Look through the records below and give the number of lines holding the string "JSON", nothing more.

---

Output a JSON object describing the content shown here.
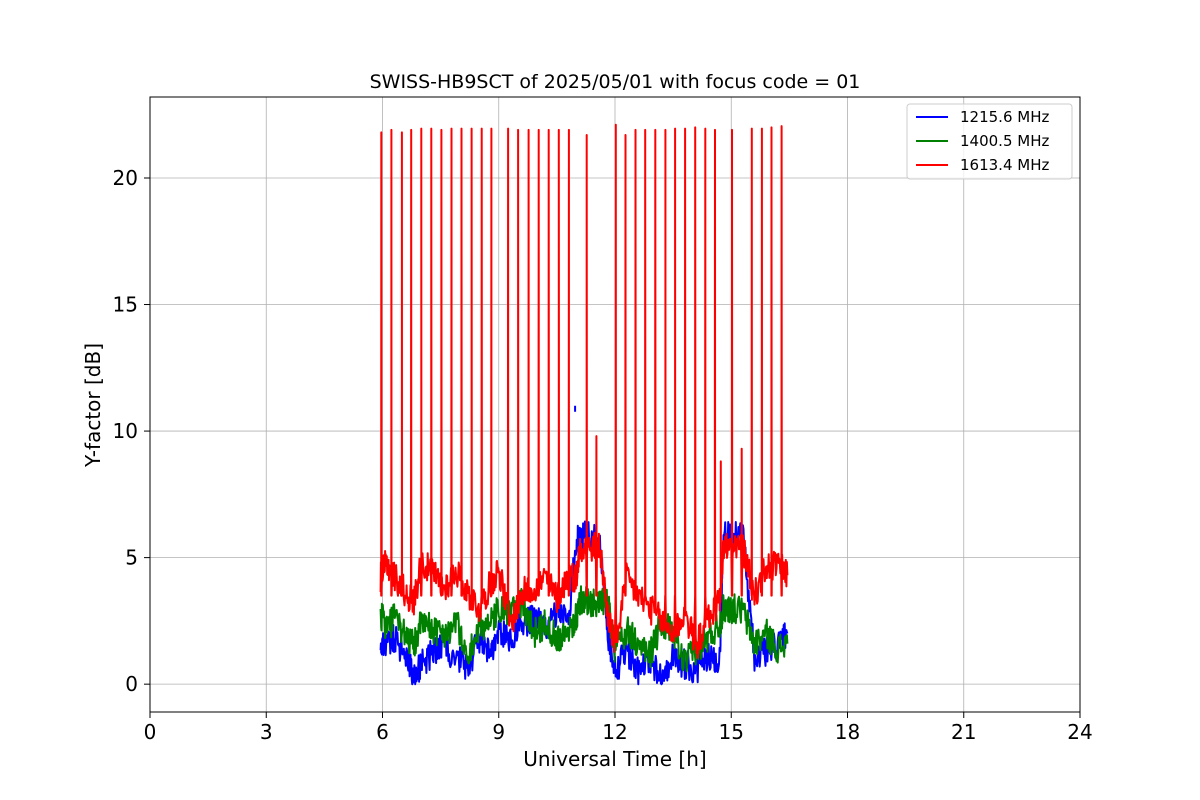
{
  "chart_data": {
    "type": "line",
    "title": "SWISS-HB9SCT of 2025/05/01 with focus code = 01",
    "xlabel": "Universal Time [h]",
    "ylabel": "Y-factor [dB]",
    "xlim": [
      0,
      24
    ],
    "ylim": [
      -1.1,
      23.2
    ],
    "xticks": [
      0,
      3,
      6,
      9,
      12,
      15,
      18,
      21,
      24
    ],
    "yticks": [
      0,
      5,
      10,
      15,
      20
    ],
    "xtick_labels": [
      "0",
      "3",
      "6",
      "9",
      "12",
      "15",
      "18",
      "21",
      "24"
    ],
    "ytick_labels": [
      "0",
      "5",
      "10",
      "15",
      "20"
    ],
    "grid": true,
    "legend_position": "top-right",
    "series": [
      {
        "name": "1215.6 MHz",
        "color": "#0000ff",
        "x": [
          5.95,
          6.1,
          6.3,
          6.6,
          6.8,
          7.0,
          7.3,
          7.6,
          7.9,
          8.2,
          8.5,
          8.8,
          9.0,
          9.3,
          9.6,
          9.9,
          10.2,
          10.5,
          10.8,
          11.0,
          11.1,
          11.3,
          11.6,
          11.8,
          12.0,
          12.3,
          12.6,
          12.9,
          13.2,
          13.5,
          13.8,
          14.1,
          14.4,
          14.7,
          14.8,
          15.0,
          15.3,
          15.6,
          15.9,
          16.2,
          16.45
        ],
        "y": [
          1.8,
          1.6,
          1.8,
          1.2,
          0.2,
          0.8,
          1.2,
          1.5,
          1.0,
          0.7,
          1.8,
          1.3,
          2.0,
          1.8,
          2.4,
          2.6,
          2.3,
          2.8,
          2.5,
          5.8,
          5.8,
          5.9,
          5.8,
          2.2,
          0.6,
          1.2,
          0.5,
          1.0,
          0.3,
          1.1,
          0.8,
          0.5,
          1.2,
          0.9,
          5.9,
          5.9,
          5.9,
          1.1,
          1.3,
          1.5,
          2.0
        ]
      },
      {
        "name": "1400.5 MHz",
        "color": "#008000",
        "x": [
          5.95,
          6.1,
          6.3,
          6.6,
          6.8,
          7.0,
          7.3,
          7.6,
          7.9,
          8.2,
          8.5,
          8.8,
          9.0,
          9.3,
          9.6,
          9.9,
          10.2,
          10.5,
          10.8,
          11.0,
          11.1,
          11.3,
          11.6,
          11.8,
          12.0,
          12.3,
          12.6,
          12.9,
          13.2,
          13.5,
          13.8,
          14.1,
          14.4,
          14.7,
          14.8,
          15.0,
          15.3,
          15.6,
          15.9,
          16.2,
          16.45
        ],
        "y": [
          2.8,
          2.2,
          2.6,
          2.0,
          1.5,
          2.4,
          2.2,
          2.0,
          2.5,
          1.0,
          2.3,
          2.4,
          3.0,
          2.7,
          3.3,
          2.0,
          2.4,
          1.8,
          2.2,
          2.6,
          3.3,
          3.3,
          3.2,
          3.3,
          1.3,
          2.2,
          1.5,
          1.2,
          2.4,
          2.0,
          0.8,
          1.4,
          1.8,
          2.4,
          3.0,
          3.0,
          2.9,
          1.6,
          2.0,
          1.4,
          1.6
        ]
      },
      {
        "name": "1613.4 MHz",
        "color": "#ff0000",
        "x": [
          5.95,
          6.1,
          6.3,
          6.6,
          6.8,
          7.0,
          7.3,
          7.6,
          7.9,
          8.2,
          8.5,
          8.8,
          9.0,
          9.3,
          9.6,
          9.9,
          10.2,
          10.5,
          10.8,
          11.0,
          11.1,
          11.3,
          11.6,
          11.8,
          12.0,
          12.3,
          12.6,
          12.9,
          13.2,
          13.5,
          13.8,
          14.1,
          14.4,
          14.7,
          14.8,
          15.0,
          15.3,
          15.6,
          15.9,
          16.2,
          16.45
        ],
        "y": [
          4.2,
          4.8,
          4.3,
          3.6,
          3.2,
          4.8,
          4.4,
          3.8,
          4.5,
          3.6,
          3.0,
          4.0,
          4.6,
          2.3,
          3.6,
          3.8,
          4.2,
          3.4,
          4.3,
          4.2,
          5.5,
          5.3,
          5.5,
          2.9,
          1.5,
          4.2,
          3.5,
          3.0,
          2.5,
          2.0,
          2.8,
          1.5,
          2.6,
          3.3,
          5.4,
          5.5,
          5.4,
          3.5,
          4.6,
          4.7,
          4.3
        ]
      }
    ],
    "scan_spikes": {
      "times": [
        5.97,
        6.23,
        6.5,
        6.74,
        7.0,
        7.26,
        7.52,
        7.78,
        8.04,
        8.3,
        8.56,
        8.81,
        9.24,
        9.5,
        9.77,
        10.03,
        10.29,
        10.55,
        10.81,
        11.27,
        11.52,
        12.02,
        12.27,
        12.53,
        12.78,
        13.04,
        13.3,
        13.55,
        13.81,
        14.07,
        14.33,
        14.58,
        14.73,
        15.02,
        15.27,
        15.53,
        15.79,
        16.04,
        16.3
      ],
      "peaks": [
        21.8,
        21.9,
        21.8,
        21.9,
        21.95,
        21.95,
        21.9,
        21.95,
        21.95,
        21.95,
        21.95,
        21.95,
        21.95,
        21.9,
        21.9,
        21.9,
        21.9,
        21.9,
        21.9,
        21.7,
        9.8,
        22.1,
        21.7,
        21.9,
        21.9,
        21.9,
        21.9,
        21.95,
        21.95,
        22.0,
        21.95,
        21.9,
        8.8,
        21.9,
        9.3,
        21.95,
        21.95,
        22.0,
        22.05
      ]
    },
    "annotations": [
      {
        "x": 10.97,
        "y": 11.0,
        "color": "#0000ff"
      }
    ]
  }
}
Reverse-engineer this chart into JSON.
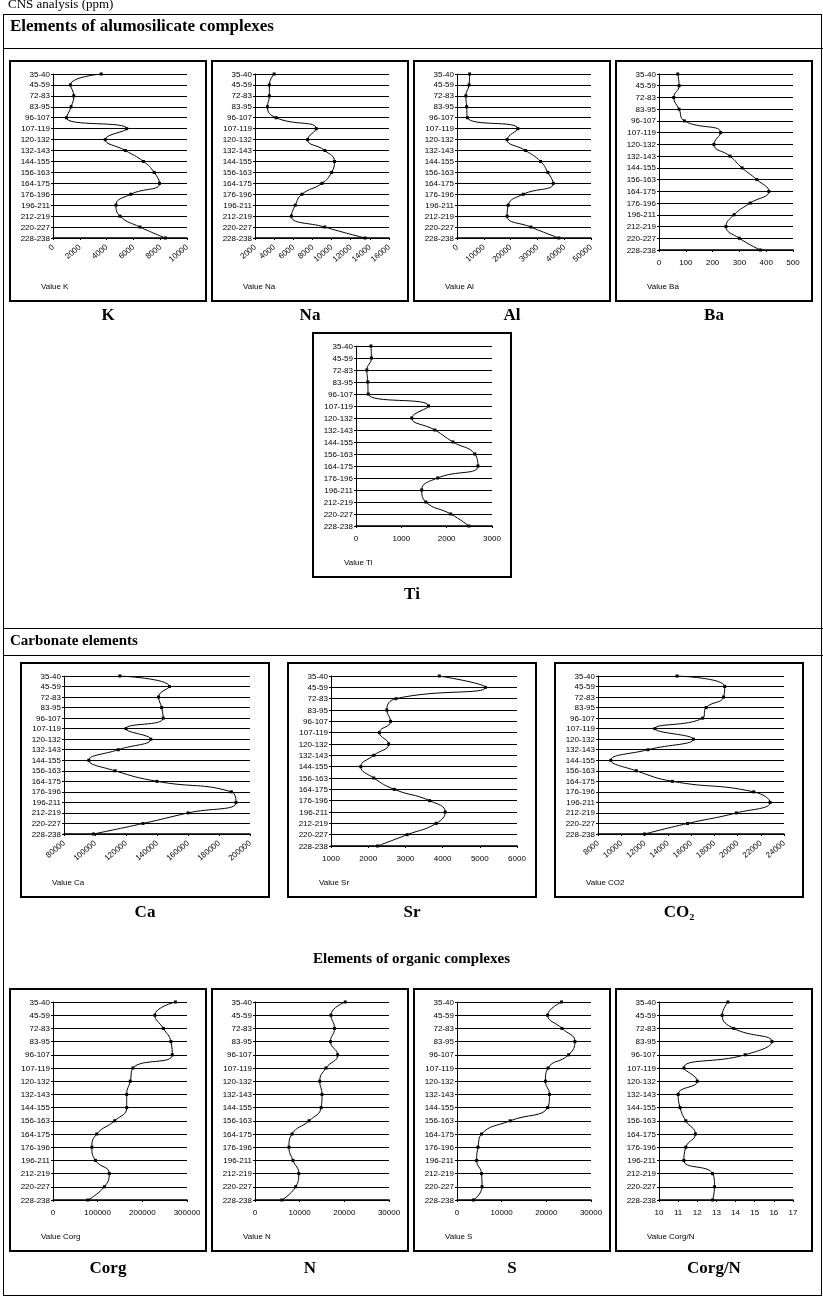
{
  "chart_data": [
    {
      "type": "line",
      "title": "K",
      "xlabel": "Value K",
      "annotations": [
        "CNS analysis (ppm)",
        "Elements of alumosilicate complexes"
      ],
      "orientation": "horizontal",
      "grid": "y",
      "marker": "square",
      "color": "#000000",
      "categories": [
        "35-40",
        "45-59",
        "72-83",
        "83-95",
        "96-107",
        "107-119",
        "120-132",
        "132-143",
        "144-155",
        "156-163",
        "164-175",
        "176-196",
        "196-211",
        "212-219",
        "220-227",
        "228-238"
      ],
      "values": [
        3600,
        1300,
        1550,
        1350,
        1000,
        5500,
        3900,
        5400,
        6750,
        7550,
        7950,
        5800,
        4700,
        5000,
        6500,
        8400
      ],
      "xlim": [
        0,
        10000
      ],
      "xticks": [
        0,
        2000,
        4000,
        6000,
        8000,
        10000
      ]
    },
    {
      "type": "line",
      "title": "Na",
      "xlabel": "Value Na",
      "orientation": "horizontal",
      "grid": "y",
      "marker": "square",
      "color": "#000000",
      "categories": [
        "35-40",
        "45-59",
        "72-83",
        "83-95",
        "96-107",
        "107-119",
        "120-132",
        "132-143",
        "144-155",
        "156-163",
        "164-175",
        "176-196",
        "196-211",
        "212-219",
        "220-227",
        "228-238"
      ],
      "values": [
        4000,
        3500,
        3500,
        3300,
        4200,
        8400,
        7500,
        9300,
        10300,
        10000,
        9000,
        6900,
        6200,
        5800,
        9300,
        13500
      ],
      "xlim": [
        2000,
        16000
      ],
      "xticks": [
        2000,
        4000,
        6000,
        8000,
        10000,
        12000,
        14000,
        16000
      ]
    },
    {
      "type": "line",
      "title": "Al",
      "xlabel": "Value Al",
      "orientation": "horizontal",
      "grid": "y",
      "marker": "square",
      "color": "#000000",
      "categories": [
        "35-40",
        "45-59",
        "72-83",
        "83-95",
        "96-107",
        "107-119",
        "120-132",
        "132-143",
        "144-155",
        "156-163",
        "164-175",
        "176-196",
        "196-211",
        "212-219",
        "220-227",
        "228-238"
      ],
      "values": [
        4700,
        4500,
        3300,
        3600,
        3900,
        22700,
        18700,
        25600,
        31200,
        33900,
        35900,
        24700,
        19100,
        18700,
        27600,
        38000
      ],
      "xlim": [
        0,
        50000
      ],
      "xticks": [
        0,
        10000,
        20000,
        30000,
        40000,
        50000
      ]
    },
    {
      "type": "line",
      "title": "Ba",
      "xlabel": "Value Ba",
      "orientation": "horizontal",
      "grid": "y",
      "marker": "square",
      "color": "#000000",
      "categories": [
        "35-40",
        "45-59",
        "72-83",
        "83-95",
        "96-107",
        "107-119",
        "120-132",
        "132-143",
        "144-155",
        "156-163",
        "164-175",
        "176-196",
        "196-211",
        "212-219",
        "220-227",
        "228-238"
      ],
      "values": [
        70,
        75,
        55,
        75,
        95,
        230,
        205,
        265,
        310,
        365,
        410,
        340,
        280,
        250,
        300,
        378
      ],
      "xlim": [
        0,
        500
      ],
      "xticks": [
        0,
        100,
        200,
        300,
        400,
        500
      ]
    },
    {
      "type": "line",
      "title": "Ti",
      "xlabel": "Value Ti",
      "orientation": "horizontal",
      "grid": "y",
      "marker": "square",
      "color": "#000000",
      "categories": [
        "35-40",
        "45-59",
        "72-83",
        "83-95",
        "96-107",
        "107-119",
        "120-132",
        "132-143",
        "144-155",
        "156-163",
        "164-175",
        "176-196",
        "196-211",
        "212-219",
        "220-227",
        "228-238"
      ],
      "values": [
        330,
        340,
        240,
        260,
        270,
        1600,
        1230,
        1740,
        2140,
        2620,
        2690,
        1800,
        1450,
        1540,
        2090,
        2490
      ],
      "xlim": [
        0,
        3000
      ],
      "xticks": [
        0,
        1000,
        2000,
        3000
      ]
    },
    {
      "type": "line",
      "title": "Ca",
      "xlabel": "Value Ca",
      "annotations": [
        "Carbonate elements"
      ],
      "orientation": "horizontal",
      "grid": "y",
      "marker": "square",
      "color": "#000000",
      "categories": [
        "35-40",
        "45-59",
        "72-83",
        "83-95",
        "96-107",
        "107-119",
        "120-132",
        "132-143",
        "144-155",
        "156-163",
        "164-175",
        "176-196",
        "196-211",
        "212-219",
        "220-227",
        "228-238"
      ],
      "values": [
        116000,
        148000,
        141000,
        143000,
        144000,
        120000,
        136000,
        115000,
        96000,
        113000,
        140000,
        188000,
        191000,
        160000,
        131000,
        99000
      ],
      "xlim": [
        80000,
        200000
      ],
      "xticks": [
        80000,
        100000,
        120000,
        140000,
        160000,
        180000,
        200000
      ]
    },
    {
      "type": "line",
      "title": "Sr",
      "xlabel": "Value Sr",
      "orientation": "horizontal",
      "grid": "y",
      "marker": "square",
      "color": "#000000",
      "categories": [
        "35-40",
        "45-59",
        "72-83",
        "83-95",
        "96-107",
        "107-119",
        "120-132",
        "132-143",
        "144-155",
        "156-163",
        "164-175",
        "176-196",
        "196-211",
        "212-219",
        "220-227",
        "228-238"
      ],
      "values": [
        3910,
        5150,
        2750,
        2500,
        2600,
        2300,
        2550,
        2150,
        1800,
        2150,
        2700,
        3650,
        4070,
        3830,
        3050,
        2250
      ],
      "xlim": [
        1000,
        6000
      ],
      "xticks": [
        1000,
        2000,
        3000,
        4000,
        5000,
        6000
      ]
    },
    {
      "type": "line",
      "title": "CO₂",
      "xlabel": "Value CO2",
      "orientation": "horizontal",
      "grid": "y",
      "marker": "square",
      "color": "#000000",
      "categories": [
        "35-40",
        "45-59",
        "72-83",
        "83-95",
        "96-107",
        "107-119",
        "120-132",
        "132-143",
        "144-155",
        "156-163",
        "164-175",
        "176-196",
        "196-211",
        "212-219",
        "220-227",
        "228-238"
      ],
      "values": [
        14800,
        18900,
        18800,
        17300,
        17000,
        12900,
        16200,
        12300,
        9100,
        11300,
        14400,
        21400,
        22800,
        19900,
        15700,
        12000
      ],
      "xlim": [
        8000,
        24000
      ],
      "xticks": [
        8000,
        10000,
        12000,
        14000,
        16000,
        18000,
        20000,
        22000,
        24000
      ]
    },
    {
      "type": "line",
      "title": "Corg",
      "xlabel": "Value Corg",
      "annotations": [
        "Elements of organic complexes"
      ],
      "orientation": "horizontal",
      "grid": "y",
      "marker": "square",
      "color": "#000000",
      "categories": [
        "35-40",
        "45-59",
        "72-83",
        "83-95",
        "96-107",
        "107-119",
        "120-132",
        "132-143",
        "144-155",
        "156-163",
        "164-175",
        "176-196",
        "196-211",
        "212-219",
        "220-227",
        "228-238"
      ],
      "values": [
        274000,
        228000,
        247000,
        264000,
        267000,
        179000,
        173000,
        165000,
        165000,
        138000,
        98000,
        87000,
        95000,
        126000,
        115000,
        78000
      ],
      "xlim": [
        0,
        300000
      ],
      "xticks": [
        0,
        100000,
        200000,
        300000
      ]
    },
    {
      "type": "line",
      "title": "N",
      "xlabel": "Value N",
      "orientation": "horizontal",
      "grid": "y",
      "marker": "square",
      "color": "#000000",
      "categories": [
        "35-40",
        "45-59",
        "72-83",
        "83-95",
        "96-107",
        "107-119",
        "120-132",
        "132-143",
        "144-155",
        "156-163",
        "164-175",
        "176-196",
        "196-211",
        "212-219",
        "220-227",
        "228-238"
      ],
      "values": [
        20200,
        17000,
        17800,
        16900,
        18500,
        15900,
        14500,
        15000,
        14800,
        12100,
        8300,
        7600,
        8500,
        9800,
        9100,
        6000
      ],
      "xlim": [
        0,
        30000
      ],
      "xticks": [
        0,
        10000,
        20000,
        30000
      ]
    },
    {
      "type": "line",
      "title": "S",
      "xlabel": "Value S",
      "orientation": "horizontal",
      "grid": "y",
      "marker": "square",
      "color": "#000000",
      "categories": [
        "35-40",
        "45-59",
        "72-83",
        "83-95",
        "96-107",
        "107-119",
        "120-132",
        "132-143",
        "144-155",
        "156-163",
        "164-175",
        "176-196",
        "196-211",
        "212-219",
        "220-227",
        "228-238"
      ],
      "values": [
        23400,
        20300,
        23500,
        26400,
        25000,
        20400,
        19800,
        20700,
        20300,
        11900,
        5500,
        4700,
        4400,
        5500,
        5600,
        3700
      ],
      "xlim": [
        0,
        30000
      ],
      "xticks": [
        0,
        10000,
        20000,
        30000
      ]
    },
    {
      "type": "line",
      "title": "Corg/N",
      "xlabel": "Value Corg/N",
      "orientation": "horizontal",
      "grid": "y",
      "marker": "square",
      "color": "#000000",
      "categories": [
        "35-40",
        "45-59",
        "72-83",
        "83-95",
        "96-107",
        "107-119",
        "120-132",
        "132-143",
        "144-155",
        "156-163",
        "164-175",
        "176-196",
        "196-211",
        "212-219",
        "220-227",
        "228-238"
      ],
      "values": [
        13.6,
        13.3,
        13.9,
        15.9,
        14.5,
        11.3,
        12.0,
        11.0,
        11.1,
        11.4,
        11.9,
        11.4,
        11.3,
        12.8,
        12.9,
        12.8
      ],
      "xlim": [
        10,
        17
      ],
      "xticks": [
        10,
        11,
        12,
        13,
        14,
        15,
        16,
        17
      ]
    }
  ]
}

---

**The answer:**
2